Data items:
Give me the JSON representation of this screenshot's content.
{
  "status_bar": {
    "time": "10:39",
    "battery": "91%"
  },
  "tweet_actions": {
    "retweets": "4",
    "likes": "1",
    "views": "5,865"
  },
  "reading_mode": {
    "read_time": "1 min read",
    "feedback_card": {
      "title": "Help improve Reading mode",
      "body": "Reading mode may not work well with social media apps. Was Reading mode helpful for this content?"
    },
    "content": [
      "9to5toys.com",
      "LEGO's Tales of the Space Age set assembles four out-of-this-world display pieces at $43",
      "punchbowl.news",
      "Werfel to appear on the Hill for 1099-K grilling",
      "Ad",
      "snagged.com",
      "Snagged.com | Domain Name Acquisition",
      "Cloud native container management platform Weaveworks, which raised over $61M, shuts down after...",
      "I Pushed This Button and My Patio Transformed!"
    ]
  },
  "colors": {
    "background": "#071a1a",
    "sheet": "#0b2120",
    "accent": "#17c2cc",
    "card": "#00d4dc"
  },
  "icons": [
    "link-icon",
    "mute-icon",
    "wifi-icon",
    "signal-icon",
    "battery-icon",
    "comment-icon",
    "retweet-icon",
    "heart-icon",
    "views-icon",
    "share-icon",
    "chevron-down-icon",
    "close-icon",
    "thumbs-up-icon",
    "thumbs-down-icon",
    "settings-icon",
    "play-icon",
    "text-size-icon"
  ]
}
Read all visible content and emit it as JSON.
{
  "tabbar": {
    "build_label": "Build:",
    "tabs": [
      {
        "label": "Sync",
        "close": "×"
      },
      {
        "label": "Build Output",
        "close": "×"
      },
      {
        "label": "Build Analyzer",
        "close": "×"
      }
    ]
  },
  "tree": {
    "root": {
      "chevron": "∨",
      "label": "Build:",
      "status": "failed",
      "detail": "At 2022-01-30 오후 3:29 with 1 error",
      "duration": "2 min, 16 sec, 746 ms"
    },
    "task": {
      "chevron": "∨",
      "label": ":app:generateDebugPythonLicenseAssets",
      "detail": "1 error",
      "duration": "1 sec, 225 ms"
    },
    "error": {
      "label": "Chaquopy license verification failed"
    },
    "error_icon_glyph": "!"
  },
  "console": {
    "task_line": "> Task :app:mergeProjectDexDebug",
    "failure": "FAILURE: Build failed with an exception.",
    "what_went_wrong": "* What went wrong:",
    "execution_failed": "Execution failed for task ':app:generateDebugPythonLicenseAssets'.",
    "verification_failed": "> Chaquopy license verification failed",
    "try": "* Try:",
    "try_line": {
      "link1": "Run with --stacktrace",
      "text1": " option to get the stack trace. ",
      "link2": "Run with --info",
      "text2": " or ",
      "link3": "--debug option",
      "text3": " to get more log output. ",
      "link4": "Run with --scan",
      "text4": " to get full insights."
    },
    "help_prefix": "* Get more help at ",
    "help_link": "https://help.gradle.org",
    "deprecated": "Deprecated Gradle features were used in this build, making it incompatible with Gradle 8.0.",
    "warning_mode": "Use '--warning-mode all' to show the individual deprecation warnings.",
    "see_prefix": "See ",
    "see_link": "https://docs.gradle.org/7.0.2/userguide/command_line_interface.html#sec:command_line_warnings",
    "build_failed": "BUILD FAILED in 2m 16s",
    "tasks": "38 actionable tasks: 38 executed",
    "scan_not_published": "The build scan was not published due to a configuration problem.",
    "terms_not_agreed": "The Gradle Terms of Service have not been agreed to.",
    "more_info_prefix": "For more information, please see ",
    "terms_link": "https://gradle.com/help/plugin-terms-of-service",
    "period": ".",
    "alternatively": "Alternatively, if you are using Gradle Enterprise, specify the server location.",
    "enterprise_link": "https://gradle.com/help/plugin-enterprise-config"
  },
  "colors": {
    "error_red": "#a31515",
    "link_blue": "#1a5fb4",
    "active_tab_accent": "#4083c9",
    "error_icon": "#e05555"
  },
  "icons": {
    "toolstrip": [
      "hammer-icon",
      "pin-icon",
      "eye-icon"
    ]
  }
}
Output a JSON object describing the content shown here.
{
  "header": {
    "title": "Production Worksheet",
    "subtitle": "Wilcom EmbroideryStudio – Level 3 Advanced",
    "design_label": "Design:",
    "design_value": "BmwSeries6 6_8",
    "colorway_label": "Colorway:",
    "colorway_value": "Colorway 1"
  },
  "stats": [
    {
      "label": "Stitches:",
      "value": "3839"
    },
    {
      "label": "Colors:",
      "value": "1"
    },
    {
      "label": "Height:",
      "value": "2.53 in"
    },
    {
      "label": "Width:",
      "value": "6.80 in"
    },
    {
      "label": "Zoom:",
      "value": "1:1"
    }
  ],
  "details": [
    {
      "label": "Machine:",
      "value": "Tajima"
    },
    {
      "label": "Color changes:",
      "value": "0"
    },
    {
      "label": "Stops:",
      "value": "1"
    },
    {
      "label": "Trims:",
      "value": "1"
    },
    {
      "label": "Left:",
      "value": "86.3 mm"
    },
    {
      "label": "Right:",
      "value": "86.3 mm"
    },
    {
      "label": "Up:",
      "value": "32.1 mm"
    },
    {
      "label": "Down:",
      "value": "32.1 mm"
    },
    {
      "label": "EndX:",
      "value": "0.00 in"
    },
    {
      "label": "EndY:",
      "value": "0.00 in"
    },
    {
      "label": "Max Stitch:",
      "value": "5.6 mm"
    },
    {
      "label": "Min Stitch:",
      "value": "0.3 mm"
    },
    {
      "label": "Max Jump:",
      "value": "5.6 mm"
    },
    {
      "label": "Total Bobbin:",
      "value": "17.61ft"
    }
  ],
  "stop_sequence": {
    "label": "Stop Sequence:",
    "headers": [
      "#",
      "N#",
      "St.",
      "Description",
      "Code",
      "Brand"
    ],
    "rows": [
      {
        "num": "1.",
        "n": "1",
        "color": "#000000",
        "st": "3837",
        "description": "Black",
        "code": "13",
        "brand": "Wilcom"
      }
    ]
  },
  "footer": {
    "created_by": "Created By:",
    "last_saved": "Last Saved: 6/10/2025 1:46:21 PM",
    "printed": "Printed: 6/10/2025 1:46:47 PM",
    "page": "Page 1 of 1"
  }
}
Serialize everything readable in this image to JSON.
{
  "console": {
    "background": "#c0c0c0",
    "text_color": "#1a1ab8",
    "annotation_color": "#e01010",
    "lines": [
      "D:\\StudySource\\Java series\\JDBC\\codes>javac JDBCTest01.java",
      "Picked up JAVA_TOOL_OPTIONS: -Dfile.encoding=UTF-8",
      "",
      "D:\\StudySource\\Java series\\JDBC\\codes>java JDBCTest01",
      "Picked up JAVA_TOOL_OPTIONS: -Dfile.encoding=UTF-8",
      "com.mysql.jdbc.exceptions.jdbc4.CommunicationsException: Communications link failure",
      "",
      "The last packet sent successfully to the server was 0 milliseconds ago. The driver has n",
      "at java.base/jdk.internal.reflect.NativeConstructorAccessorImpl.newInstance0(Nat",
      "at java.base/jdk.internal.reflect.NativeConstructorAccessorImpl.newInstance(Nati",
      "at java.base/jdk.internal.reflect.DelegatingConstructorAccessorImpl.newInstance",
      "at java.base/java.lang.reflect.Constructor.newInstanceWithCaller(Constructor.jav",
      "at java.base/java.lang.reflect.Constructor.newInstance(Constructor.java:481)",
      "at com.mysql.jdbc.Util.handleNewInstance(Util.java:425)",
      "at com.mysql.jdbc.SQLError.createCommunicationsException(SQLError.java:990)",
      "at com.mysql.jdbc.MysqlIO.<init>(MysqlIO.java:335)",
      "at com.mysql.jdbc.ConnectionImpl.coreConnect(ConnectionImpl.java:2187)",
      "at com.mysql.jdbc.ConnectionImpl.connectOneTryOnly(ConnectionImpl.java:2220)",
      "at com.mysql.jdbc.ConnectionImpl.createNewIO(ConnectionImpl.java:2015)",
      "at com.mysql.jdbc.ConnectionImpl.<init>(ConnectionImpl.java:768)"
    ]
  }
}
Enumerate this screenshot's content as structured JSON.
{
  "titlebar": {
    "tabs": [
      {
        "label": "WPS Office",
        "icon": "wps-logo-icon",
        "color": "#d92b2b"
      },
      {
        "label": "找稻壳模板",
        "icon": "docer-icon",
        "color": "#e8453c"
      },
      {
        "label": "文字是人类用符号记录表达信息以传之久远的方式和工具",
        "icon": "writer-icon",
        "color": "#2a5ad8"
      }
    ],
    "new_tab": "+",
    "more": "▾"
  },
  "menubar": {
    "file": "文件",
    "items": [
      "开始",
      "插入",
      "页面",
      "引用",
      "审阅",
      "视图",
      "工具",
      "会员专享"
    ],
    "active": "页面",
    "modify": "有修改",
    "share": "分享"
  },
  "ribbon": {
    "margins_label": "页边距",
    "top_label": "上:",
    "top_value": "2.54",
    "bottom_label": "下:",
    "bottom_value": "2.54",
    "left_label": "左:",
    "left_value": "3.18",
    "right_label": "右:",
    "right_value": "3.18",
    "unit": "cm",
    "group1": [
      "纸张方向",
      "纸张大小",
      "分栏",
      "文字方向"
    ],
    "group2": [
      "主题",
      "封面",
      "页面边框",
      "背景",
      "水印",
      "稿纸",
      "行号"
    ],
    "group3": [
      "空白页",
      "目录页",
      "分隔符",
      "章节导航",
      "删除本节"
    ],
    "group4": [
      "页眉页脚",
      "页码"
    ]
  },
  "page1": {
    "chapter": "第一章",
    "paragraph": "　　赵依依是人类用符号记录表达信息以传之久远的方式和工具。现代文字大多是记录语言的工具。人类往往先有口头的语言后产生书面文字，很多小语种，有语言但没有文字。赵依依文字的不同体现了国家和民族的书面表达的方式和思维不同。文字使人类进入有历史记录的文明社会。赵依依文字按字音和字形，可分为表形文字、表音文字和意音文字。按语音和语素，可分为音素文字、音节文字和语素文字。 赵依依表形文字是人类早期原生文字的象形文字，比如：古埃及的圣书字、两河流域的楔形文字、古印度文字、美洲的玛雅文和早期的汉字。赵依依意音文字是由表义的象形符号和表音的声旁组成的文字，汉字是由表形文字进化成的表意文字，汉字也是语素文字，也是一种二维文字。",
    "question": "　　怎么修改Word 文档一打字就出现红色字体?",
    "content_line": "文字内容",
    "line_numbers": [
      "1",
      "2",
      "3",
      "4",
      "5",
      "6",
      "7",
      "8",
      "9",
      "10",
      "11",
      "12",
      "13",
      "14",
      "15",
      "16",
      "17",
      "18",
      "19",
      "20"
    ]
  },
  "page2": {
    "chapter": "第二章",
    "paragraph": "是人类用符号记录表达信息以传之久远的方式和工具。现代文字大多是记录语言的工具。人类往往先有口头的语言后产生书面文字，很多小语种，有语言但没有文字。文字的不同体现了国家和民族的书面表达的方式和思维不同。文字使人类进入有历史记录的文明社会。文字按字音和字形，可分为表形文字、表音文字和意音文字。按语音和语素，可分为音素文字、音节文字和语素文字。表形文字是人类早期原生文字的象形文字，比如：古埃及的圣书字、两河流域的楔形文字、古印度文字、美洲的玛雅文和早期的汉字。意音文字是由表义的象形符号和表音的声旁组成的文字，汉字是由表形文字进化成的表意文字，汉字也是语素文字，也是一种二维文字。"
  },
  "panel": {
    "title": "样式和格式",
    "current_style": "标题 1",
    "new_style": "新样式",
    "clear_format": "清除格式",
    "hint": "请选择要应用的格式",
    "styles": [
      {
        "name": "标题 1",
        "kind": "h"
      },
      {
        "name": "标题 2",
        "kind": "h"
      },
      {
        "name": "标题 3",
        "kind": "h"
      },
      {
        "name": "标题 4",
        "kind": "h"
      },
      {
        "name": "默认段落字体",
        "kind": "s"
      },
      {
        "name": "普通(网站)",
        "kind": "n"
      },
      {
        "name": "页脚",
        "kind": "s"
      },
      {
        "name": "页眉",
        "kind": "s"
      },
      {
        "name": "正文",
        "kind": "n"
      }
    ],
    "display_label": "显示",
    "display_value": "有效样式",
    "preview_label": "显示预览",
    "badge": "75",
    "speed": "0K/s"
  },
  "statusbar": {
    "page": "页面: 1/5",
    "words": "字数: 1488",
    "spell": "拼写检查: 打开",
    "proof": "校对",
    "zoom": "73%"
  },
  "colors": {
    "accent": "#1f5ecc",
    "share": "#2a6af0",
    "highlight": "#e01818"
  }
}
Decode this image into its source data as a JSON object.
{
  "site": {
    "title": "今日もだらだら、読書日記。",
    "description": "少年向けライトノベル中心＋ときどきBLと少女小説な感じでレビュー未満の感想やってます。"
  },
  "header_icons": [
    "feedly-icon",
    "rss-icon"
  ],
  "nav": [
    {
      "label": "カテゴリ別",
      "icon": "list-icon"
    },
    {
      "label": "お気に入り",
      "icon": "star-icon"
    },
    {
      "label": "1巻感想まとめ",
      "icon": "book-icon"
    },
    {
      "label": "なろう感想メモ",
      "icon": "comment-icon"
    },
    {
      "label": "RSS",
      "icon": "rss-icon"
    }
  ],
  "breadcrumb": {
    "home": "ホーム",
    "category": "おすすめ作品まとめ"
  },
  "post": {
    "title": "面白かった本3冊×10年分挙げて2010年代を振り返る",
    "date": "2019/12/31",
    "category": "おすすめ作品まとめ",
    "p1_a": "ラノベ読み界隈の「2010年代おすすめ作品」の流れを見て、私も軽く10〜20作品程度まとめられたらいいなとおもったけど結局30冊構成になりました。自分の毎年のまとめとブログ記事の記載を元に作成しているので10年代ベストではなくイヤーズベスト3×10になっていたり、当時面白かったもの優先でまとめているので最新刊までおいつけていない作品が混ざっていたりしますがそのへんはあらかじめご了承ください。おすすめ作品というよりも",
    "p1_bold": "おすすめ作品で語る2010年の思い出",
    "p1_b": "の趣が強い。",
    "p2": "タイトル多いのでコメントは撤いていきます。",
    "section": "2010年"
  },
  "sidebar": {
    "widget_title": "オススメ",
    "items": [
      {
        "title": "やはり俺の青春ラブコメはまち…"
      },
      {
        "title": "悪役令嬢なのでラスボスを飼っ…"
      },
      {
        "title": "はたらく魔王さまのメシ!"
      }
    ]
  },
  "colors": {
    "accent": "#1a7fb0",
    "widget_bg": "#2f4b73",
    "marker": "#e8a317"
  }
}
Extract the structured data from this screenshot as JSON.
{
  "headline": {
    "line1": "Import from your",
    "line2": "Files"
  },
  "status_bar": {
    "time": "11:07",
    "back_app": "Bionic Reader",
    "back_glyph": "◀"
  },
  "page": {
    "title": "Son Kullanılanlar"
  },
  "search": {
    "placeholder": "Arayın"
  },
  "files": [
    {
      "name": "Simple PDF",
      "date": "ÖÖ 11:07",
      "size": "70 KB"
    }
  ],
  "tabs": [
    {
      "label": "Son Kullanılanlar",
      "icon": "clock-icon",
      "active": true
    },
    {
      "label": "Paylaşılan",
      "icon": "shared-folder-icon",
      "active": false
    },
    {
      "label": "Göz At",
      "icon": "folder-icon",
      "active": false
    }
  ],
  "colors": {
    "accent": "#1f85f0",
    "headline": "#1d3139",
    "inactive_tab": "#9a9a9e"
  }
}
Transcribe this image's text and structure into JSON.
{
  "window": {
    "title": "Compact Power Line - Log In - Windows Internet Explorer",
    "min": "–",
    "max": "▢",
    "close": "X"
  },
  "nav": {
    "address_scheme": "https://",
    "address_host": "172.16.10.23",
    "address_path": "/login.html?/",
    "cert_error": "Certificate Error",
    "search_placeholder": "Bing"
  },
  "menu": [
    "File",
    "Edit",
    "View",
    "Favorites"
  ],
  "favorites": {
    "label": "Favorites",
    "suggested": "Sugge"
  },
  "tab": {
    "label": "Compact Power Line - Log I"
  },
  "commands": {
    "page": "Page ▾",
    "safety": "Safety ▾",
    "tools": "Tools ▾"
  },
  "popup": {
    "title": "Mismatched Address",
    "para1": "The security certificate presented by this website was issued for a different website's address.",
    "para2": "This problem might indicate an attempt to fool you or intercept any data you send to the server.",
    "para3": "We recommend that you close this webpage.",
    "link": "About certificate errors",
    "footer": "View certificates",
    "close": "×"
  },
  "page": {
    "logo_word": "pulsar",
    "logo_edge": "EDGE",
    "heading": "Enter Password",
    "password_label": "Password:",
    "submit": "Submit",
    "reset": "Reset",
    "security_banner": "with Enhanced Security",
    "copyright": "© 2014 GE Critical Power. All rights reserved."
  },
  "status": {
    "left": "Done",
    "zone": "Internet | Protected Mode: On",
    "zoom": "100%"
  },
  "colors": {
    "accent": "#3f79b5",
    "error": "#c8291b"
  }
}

## EXERCISE DIRECTIONS
Copy every line in the listing above where the string "image" turns up.

## EXERCISE RESPONSE
Serialize everything readable in this image to JSON.
Decode this image into its source data as a JSON object.
Transcribe this image's text and structure into JSON.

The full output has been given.